**Short exercise:**
Lines that contain the string "Weighted" are to be copied; leave out all others.

**Information shown:**
>>>>>

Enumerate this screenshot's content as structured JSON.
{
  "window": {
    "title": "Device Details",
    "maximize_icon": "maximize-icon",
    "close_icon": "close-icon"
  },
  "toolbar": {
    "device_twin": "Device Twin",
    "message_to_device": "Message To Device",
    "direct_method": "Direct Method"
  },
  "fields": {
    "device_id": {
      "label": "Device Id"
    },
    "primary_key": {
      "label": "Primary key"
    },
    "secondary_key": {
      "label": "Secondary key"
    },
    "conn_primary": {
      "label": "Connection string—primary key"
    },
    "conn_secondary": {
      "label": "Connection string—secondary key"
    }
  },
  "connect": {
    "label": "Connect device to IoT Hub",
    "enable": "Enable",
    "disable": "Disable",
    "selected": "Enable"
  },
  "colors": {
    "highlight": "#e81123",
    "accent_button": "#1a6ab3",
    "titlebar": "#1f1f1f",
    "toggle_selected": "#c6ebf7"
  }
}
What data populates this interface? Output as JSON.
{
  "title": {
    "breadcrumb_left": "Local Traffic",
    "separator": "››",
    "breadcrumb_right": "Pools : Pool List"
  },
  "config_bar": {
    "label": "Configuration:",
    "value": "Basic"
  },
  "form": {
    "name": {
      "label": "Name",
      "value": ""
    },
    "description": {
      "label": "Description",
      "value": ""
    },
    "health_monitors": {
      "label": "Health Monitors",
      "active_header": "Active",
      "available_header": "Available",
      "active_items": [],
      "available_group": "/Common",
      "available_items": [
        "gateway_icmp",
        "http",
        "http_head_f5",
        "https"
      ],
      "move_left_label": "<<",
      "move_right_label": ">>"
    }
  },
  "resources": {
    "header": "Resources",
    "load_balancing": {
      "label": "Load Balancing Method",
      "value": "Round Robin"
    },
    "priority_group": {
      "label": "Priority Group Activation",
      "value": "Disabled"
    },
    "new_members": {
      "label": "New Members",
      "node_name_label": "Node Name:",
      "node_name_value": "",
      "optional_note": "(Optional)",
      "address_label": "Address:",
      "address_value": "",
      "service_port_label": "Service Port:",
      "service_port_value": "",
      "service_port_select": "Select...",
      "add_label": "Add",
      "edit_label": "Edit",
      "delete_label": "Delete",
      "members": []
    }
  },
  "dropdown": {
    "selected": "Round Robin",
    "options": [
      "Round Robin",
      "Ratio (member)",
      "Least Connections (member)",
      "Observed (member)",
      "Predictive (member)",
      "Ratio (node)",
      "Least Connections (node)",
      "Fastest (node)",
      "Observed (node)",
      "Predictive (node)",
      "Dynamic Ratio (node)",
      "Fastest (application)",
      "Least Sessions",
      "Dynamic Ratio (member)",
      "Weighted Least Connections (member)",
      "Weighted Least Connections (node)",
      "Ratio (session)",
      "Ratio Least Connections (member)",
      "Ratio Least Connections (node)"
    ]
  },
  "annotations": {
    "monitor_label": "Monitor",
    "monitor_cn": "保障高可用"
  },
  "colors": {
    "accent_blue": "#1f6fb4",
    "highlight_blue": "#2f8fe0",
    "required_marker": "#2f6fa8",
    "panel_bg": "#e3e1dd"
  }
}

<<<<<
>>>>>

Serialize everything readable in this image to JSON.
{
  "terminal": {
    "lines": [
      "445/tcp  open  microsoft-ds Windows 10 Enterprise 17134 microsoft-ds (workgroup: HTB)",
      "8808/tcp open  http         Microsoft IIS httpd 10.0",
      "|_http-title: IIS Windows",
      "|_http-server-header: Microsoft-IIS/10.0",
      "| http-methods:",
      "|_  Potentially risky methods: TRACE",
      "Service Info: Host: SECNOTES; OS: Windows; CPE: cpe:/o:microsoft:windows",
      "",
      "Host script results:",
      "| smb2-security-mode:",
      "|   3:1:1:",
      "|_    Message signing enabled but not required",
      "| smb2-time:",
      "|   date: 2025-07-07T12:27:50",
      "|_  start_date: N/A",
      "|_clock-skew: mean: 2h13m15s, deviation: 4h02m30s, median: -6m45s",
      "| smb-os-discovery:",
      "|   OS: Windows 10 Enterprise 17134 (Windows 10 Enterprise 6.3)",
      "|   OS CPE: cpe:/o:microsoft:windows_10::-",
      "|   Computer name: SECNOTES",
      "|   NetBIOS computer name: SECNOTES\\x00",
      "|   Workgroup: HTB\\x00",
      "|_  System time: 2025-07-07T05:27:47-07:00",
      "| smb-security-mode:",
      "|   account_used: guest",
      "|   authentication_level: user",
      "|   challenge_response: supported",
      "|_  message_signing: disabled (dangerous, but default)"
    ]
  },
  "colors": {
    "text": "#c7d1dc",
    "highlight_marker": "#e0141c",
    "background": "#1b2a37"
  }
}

<<<<<

**Result:**
      "Weighted Least Connections (member)",
      "Weighted Least Connections (node)",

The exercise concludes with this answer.